EXERCISE: Omit every picture, then give all the entries again exactly.

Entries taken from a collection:
....
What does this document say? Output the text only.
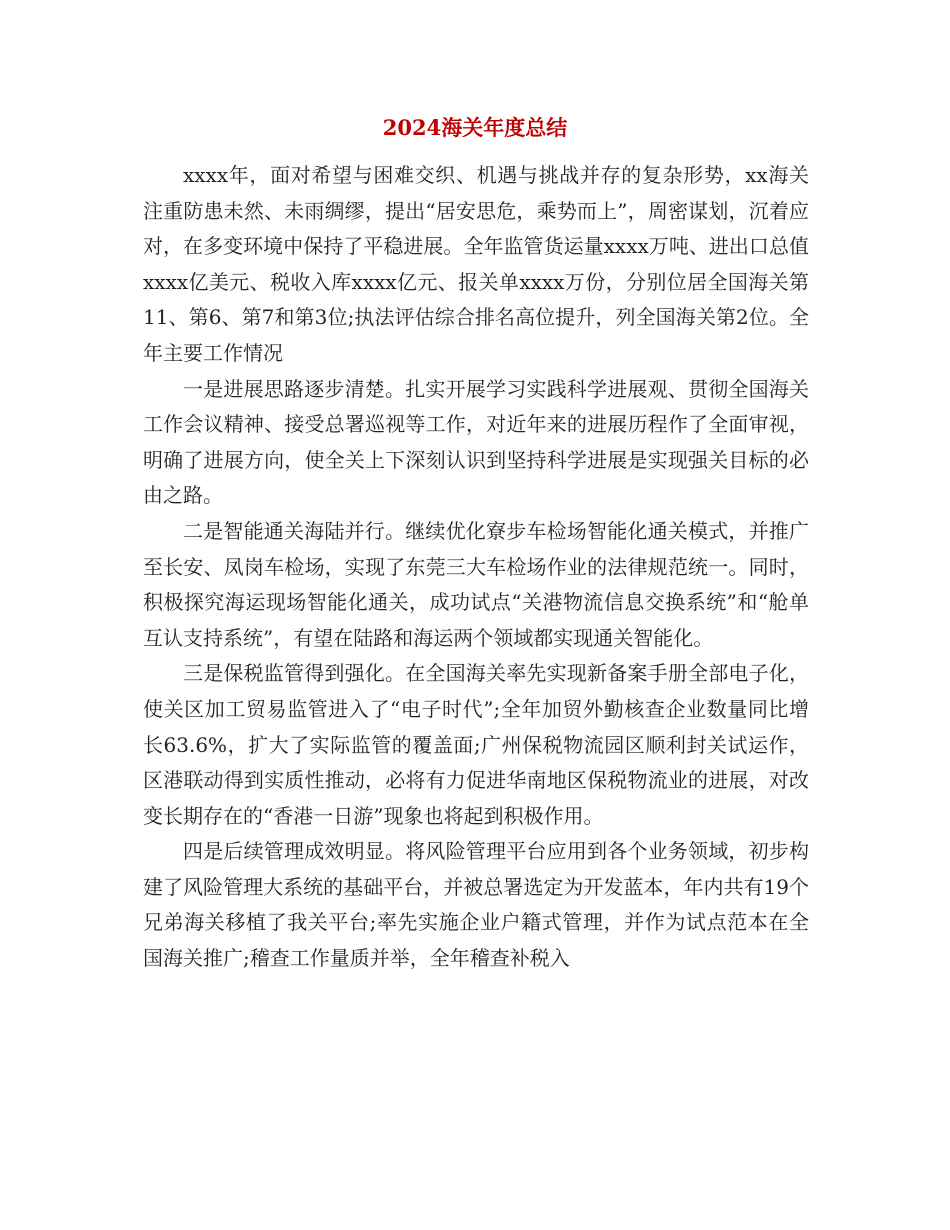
2024海关年度总结

xxxx年，面对希望与困难交织、机遇与挑战并存的复杂形势，xx海关注重防患未然、未雨绸缪，提出“居安思危，乘势而上”，周密谋划，沉着应对，在多变环境中保持了平稳进展。全年监管货运量xxxx万吨、进出口总值xxxx亿美元、税收入库xxxx亿元、报关单xxxx万份，分别位居全国海关第11、第6、第7和第3位;执法评估综合排名高位提升，列全国海关第2位。全年主要工作情况

一是进展思路逐步清楚。扎实开展学习实践科学进展观、贯彻全国海关工作会议精神、接受总署巡视等工作，对近年来的进展历程作了全面审视，明确了进展方向，使全关上下深刻认识到坚持科学进展是实现强关目标的必由之路。

二是智能通关海陆并行。继续优化寮步车检场智能化通关模式，并推广至长安、凤岗车检场，实现了东莞三大车检场作业的法律规范统一。同时，积极探究海运现场智能化通关，成功试点“关港物流信息交换系统”和“舱单互认支持系统”，有望在陆路和海运两个领域都实现通关智能化。

三是保税监管得到强化。在全国海关率先实现新备案手册全部电子化，使关区加工贸易监管进入了“电子时代”;全年加贸外勤核查企业数量同比增长63.6%，扩大了实际监管的覆盖面;广州保税物流园区顺利封关试运作，区港联动得到实质性推动，必将有力促进华南地区保税物流业的进展，对改变长期存在的“香港一日游”现象也将起到积极作用。

四是后续管理成效明显。将风险管理平台应用到各个业务领域，初步构建了风险管理大系统的基础平台，并被总署选定为开发蓝本，年内共有19个兄弟海关移植了我关平台;率先实施企业户籍式管理，并作为试点范本在全国海关推广;稽查工作量质并举，全年稽查补税入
....
TASK OUTPUT:
What does this document say? Output the text only.
2024海关年度总结

xxxx年，面对希望与困难交织、机遇与挑战并存的复杂形势，xx海关注重防患未然、未雨绸缪，提出“居安思危，乘势而上”，周密谋划，沉着应对，在多变环境中保持了平稳进展。全年监管货运量xxxx万吨、进出口总值xxxx亿美元、税收入库xxxx亿元、报关单xxxx万份，分别位居全国海关第11、第6、第7和第3位;执法评估综合排名高位提升，列全国海关第2位。全年主要工作情况

一是进展思路逐步清楚。扎实开展学习实践科学进展观、贯彻全国海关工作会议精神、接受总署巡视等工作，对近年来的进展历程作了全面审视，明确了进展方向，使全关上下深刻认识到坚持科学进展是实现强关目标的必由之路。

二是智能通关海陆并行。继续优化寮步车检场智能化通关模式，并推广至长安、凤岗车检场，实现了东莞三大车检场作业的法律规范统一。同时，积极探究海运现场智能化通关，成功试点“关港物流信息交换系统”和“舱单互认支持系统”，有望在陆路和海运两个领域都实现通关智能化。

三是保税监管得到强化。在全国海关率先实现新备案手册全部电子化，使关区加工贸易监管进入了“电子时代”;全年加贸外勤核查企业数量同比增长63.6%，扩大了实际监管的覆盖面;广州保税物流园区顺利封关试运作，区港联动得到实质性推动，必将有力促进华南地区保税物流业的进展，对改变长期存在的“香港一日游”现象也将起到积极作用。

四是后续管理成效明显。将风险管理平台应用到各个业务领域，初步构建了风险管理大系统的基础平台，并被总署选定为开发蓝本，年内共有19个兄弟海关移植了我关平台;率先实施企业户籍式管理，并作为试点范本在全国海关推广;稽查工作量质并举，全年稽查补税入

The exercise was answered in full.